PERINTAH A:
Susun baris-baris catatan menjadi daftar bernomor tanpa baris kosong, mulai dari baris pertama catatan sampai dengan baris yang memuat "114, 596, 128]".

BACAAN YANG DIBERIKAN:
Umum  

Ketika Restorasi Melahirkan Fasisme – Otokritik untuk NasDem dan Surya Paloh

Oleh: Dodi Ilham

1. Pendahuluan

Bang Surya Paloh selalu dikenal sebagai figur yang karismatik, idealis, dan nasionalis dalam retorika politiknya. Melalui gagasan Restorasi Indonesia, ia mencoba menghidupkan kembali semangat moral dan etika politik di tengah kerusakan sistem demokrasi pasca-reformasi.

Namun, perjalanan waktu menunjukkan bahwa restorasi yang diusung NasDem justru mulai melahirkan gejala yang berlawanan dengan cita-citanya sendiri: kecenderungan fasisme politik berbasis plutokrasi dan oligarki.

Partai yang semula didirikan untuk memulihkan etika politik, justru berubah menjadi instrumen kekuasaan yang bergantung pada kekuatan modal dan figur sentral tunggal — menyingkirkan proses kaderisasi yang sehat dan partisipatif.

2. Restorasi yang Salah Jalan

Filsafat Restorasi Indonesia sesungguhnya lahir dari semangat untuk memperbaiki tatanan politik nasional agar lebih beretika dan berpihak pada rakyat. Namun ketika semangat itu dibungkus oleh romantisme kekuasaan dan ketergantungan terhadap figur tunggal, restorasi berubah menjadi personalisasi partai.

NasDem membangun citra “modern dan nasionalis”, tapi gagal menciptakan sistem kaderisasi internal yang kokoh.

Alih-alih membangun kader dari kalangan aktivis pro-demokrasi atau intelektual organik, NasDem justru membuka ruang lebar bagi para pengusaha, pejabat, dan bekas birokrat yang membawa kepentingan modal.

Dengan begitu, plutokrasi menjadi ideologi de-facto partai. Ketika plutokrasi mendominasi, fasisme tak lagi datang dari ideologi ekstrem, melainkan dari sentralisasi kendali dan kemandekan regenerasi politik.

3. Dari Restorasi ke Fasisme

Sejarah telah memberi pelajaran bahwa fasisme sering lahir dari gerakan restoratif. Jepang melahirkan fasisme melalui Restorasi Meiji; begitu pula NasDem yang melahirkan dominasi elit-elit modal melalui jargon Restorasi Indonesia.

Restorasi yang tidak berpihak pada rakyat, tanpa basis ideologis yang jelas, akan kehilangan arah dan berubah menjadi alat untuk menertibkan rakyat, bukan memerdekakan mereka.

Fasisme bukan hanya soal kekerasan atau simbol militeristik, tetapi tentang penguasaan wacana dan struktur politik oleh segelintir orang yang merasa paling tahu arah bangsa.

4. Kesalahan Kalkulasi Politik Surya Paloh

Bang Surya seolah lupa bahwa dalam politik, ilmu kebatinan strategi jauh lebih penting daripada kalkulasi elektoral sesaat.

Ketika ia mendeklarasikan Anies Baswedan sebagai Capres dari NasDem dalam Pilpres 2024, seolah ada keyakinan bahwa efek domino dukungan publik terhadap Anies akan mendongkrak elektabilitas NasDem.

Baris data

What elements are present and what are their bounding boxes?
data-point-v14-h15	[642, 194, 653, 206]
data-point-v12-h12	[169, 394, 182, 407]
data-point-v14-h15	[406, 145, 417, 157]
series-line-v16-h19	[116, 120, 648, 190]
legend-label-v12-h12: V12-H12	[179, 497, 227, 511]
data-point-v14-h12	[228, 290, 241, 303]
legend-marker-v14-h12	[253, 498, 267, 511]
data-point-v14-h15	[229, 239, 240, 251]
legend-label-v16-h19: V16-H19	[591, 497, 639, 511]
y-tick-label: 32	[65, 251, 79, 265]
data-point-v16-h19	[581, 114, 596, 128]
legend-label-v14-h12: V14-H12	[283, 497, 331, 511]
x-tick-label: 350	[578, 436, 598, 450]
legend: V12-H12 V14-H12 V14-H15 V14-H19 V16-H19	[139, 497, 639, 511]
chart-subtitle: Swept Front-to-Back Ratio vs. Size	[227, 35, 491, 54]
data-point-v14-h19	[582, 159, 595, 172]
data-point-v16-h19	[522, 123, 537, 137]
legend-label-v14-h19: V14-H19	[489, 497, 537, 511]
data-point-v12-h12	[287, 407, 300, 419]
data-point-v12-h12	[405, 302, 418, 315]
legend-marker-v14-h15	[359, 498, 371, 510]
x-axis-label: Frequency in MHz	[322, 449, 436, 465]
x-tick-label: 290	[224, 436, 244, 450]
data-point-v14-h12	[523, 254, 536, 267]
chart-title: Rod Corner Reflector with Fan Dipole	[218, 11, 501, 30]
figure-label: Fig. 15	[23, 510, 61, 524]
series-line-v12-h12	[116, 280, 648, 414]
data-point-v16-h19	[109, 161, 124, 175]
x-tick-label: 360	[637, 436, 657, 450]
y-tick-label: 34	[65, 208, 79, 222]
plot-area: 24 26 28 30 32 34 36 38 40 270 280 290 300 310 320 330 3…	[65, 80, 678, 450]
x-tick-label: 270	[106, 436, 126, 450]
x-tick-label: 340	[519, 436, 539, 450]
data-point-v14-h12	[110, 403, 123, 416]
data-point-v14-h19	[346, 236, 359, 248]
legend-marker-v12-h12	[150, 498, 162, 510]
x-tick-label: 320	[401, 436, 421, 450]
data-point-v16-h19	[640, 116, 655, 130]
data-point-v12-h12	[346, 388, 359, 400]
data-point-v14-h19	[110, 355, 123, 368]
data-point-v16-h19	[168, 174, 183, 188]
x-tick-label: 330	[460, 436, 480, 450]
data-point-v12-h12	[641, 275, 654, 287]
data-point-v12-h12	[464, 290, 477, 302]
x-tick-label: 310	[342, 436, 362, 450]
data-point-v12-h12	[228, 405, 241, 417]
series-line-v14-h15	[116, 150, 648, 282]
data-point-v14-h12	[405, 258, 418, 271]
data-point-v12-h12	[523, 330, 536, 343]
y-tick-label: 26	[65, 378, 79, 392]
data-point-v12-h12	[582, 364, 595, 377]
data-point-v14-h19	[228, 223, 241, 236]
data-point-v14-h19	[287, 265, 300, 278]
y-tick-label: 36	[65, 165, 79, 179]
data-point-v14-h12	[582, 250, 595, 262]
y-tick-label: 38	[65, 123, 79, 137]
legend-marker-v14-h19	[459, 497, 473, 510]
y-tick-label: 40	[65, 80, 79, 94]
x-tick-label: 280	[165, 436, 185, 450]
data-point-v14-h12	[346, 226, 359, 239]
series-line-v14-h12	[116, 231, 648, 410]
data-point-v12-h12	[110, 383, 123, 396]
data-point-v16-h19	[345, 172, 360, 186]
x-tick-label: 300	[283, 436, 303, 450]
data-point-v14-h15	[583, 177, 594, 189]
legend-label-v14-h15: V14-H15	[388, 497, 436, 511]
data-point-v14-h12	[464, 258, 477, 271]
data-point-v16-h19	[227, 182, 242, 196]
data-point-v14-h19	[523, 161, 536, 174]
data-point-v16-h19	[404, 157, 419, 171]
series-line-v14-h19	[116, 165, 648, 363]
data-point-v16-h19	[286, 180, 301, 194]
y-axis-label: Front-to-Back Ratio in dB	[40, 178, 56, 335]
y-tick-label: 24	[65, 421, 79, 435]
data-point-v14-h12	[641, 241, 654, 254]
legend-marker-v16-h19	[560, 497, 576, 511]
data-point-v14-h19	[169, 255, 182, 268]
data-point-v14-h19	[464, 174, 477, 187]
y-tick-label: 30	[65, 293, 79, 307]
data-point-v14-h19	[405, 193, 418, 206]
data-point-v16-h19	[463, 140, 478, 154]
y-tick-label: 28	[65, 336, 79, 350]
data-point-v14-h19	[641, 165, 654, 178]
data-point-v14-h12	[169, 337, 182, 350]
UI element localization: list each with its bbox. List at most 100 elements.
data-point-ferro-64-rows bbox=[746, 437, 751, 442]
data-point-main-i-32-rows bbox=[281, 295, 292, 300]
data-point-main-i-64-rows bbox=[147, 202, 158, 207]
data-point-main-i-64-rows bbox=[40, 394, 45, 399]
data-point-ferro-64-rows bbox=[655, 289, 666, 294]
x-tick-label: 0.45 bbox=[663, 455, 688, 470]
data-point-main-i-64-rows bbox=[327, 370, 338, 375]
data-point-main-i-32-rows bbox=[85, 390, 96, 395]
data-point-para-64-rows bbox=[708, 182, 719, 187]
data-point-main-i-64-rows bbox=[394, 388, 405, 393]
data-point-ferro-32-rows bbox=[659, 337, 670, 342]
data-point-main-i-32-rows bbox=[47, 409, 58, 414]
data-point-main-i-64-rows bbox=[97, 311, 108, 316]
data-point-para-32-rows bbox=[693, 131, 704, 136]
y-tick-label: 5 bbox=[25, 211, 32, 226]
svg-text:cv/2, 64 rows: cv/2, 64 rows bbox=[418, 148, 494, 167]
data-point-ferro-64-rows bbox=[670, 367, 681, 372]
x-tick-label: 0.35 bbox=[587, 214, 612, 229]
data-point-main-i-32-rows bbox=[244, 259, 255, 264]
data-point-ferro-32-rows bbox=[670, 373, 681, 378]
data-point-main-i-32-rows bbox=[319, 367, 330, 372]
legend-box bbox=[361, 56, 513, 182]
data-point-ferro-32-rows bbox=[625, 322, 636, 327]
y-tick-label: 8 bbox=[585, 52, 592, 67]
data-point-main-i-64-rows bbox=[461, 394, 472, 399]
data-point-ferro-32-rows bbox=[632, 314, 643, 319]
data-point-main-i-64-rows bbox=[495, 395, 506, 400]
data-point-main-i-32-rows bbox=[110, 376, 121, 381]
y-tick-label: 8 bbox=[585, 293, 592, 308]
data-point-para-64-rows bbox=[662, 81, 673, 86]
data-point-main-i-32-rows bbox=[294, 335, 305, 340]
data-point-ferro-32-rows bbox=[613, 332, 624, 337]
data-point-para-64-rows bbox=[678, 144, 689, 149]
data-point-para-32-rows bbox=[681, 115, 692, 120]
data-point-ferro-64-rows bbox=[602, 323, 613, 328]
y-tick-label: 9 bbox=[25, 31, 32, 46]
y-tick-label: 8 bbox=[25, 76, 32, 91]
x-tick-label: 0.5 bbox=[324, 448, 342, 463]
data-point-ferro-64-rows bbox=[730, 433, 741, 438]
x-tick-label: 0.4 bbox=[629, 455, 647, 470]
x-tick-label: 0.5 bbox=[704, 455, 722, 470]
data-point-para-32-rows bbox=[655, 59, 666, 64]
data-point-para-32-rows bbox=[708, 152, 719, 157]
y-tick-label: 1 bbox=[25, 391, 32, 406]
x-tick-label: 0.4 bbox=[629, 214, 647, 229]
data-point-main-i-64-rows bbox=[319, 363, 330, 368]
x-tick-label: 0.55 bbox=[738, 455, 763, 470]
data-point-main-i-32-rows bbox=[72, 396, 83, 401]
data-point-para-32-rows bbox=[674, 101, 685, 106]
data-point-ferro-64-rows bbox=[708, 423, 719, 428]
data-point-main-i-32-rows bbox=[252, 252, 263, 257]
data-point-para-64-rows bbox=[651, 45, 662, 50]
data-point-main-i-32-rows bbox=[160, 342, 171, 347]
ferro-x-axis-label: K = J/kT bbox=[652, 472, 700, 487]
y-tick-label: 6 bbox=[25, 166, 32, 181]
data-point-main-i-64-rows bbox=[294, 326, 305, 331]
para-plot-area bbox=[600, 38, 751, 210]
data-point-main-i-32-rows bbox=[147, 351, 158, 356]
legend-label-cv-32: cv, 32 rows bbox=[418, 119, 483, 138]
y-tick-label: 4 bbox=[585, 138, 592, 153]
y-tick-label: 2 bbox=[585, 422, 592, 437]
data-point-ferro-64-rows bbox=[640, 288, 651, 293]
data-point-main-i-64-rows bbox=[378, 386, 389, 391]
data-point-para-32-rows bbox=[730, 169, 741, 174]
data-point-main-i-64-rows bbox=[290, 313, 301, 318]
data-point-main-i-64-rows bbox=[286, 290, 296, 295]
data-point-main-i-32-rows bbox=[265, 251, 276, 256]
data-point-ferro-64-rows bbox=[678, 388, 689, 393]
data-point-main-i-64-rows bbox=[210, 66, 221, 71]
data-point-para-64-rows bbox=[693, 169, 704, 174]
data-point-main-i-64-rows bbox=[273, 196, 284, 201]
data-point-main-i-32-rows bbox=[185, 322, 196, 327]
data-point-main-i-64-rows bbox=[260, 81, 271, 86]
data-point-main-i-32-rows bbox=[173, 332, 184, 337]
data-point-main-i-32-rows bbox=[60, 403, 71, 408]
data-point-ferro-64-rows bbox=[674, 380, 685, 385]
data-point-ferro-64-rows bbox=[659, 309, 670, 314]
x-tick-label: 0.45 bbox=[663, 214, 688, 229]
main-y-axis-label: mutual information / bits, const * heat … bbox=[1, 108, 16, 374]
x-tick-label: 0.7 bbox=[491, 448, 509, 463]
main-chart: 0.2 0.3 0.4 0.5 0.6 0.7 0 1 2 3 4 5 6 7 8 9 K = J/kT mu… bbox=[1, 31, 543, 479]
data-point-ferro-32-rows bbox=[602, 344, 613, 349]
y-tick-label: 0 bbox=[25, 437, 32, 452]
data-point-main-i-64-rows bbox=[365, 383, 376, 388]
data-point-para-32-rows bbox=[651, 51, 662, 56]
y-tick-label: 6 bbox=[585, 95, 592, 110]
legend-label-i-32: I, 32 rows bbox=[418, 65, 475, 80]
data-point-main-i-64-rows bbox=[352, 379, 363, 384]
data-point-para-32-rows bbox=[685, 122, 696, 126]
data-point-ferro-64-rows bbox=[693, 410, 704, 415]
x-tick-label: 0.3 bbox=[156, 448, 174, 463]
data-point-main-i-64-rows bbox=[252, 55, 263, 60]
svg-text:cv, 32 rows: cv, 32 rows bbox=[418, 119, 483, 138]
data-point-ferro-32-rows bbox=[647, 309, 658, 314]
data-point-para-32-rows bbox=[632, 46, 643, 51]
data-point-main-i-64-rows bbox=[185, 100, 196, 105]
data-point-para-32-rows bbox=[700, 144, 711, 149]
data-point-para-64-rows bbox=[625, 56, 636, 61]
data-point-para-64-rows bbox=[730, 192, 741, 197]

PERINTAH B:
Kutip persis bagian bacaan tentang NasDem, mulai dari "3. Dari Restorasi" sampai dengan "tahu arah bangsa.".

JAWABAN BENAR A:
1. What elements are present and what are their bounding boxes?
2. data-point-v14-h15	[642, 194, 653, 206]
3. data-point-v12-h12	[169, 394, 182, 407]
4. data-point-v14-h15	[406, 145, 417, 157]
5. series-line-v16-h19	[116, 120, 648, 190]
6. legend-label-v12-h12: V12-H12	[179, 497, 227, 511]
7. data-point-v14-h12	[228, 290, 241, 303]
8. legend-marker-v14-h12	[253, 498, 267, 511]
9. data-point-v14-h15	[229, 239, 240, 251]
10. legend-label-v16-h19: V16-H19	[591, 497, 639, 511]
11. y-tick-label: 32	[65, 251, 79, 265]
12. data-point-v16-h19	[581, 114, 596, 128]

JAWABAN BENAR B:
3. Dari Restorasi ke Fasisme

Sejarah telah memberi pelajaran bahwa fasisme sering lahir dari gerakan restoratif. Jepang melahirkan fasisme melalui Restorasi Meiji; begitu pula NasDem yang melahirkan dominasi elit-elit modal melalui jargon Restorasi Indonesia.

Restorasi yang tidak berpihak pada rakyat, tanpa basis ideologis yang jelas, akan kehilangan arah dan berubah menjadi alat untuk menertibkan rakyat, bukan memerdekakan mereka.

Fasisme bukan hanya soal kekerasan atau simbol militeristik, tetapi tentang penguasaan wacana dan struktur politik oleh segelintir orang yang merasa paling tahu arah bangsa.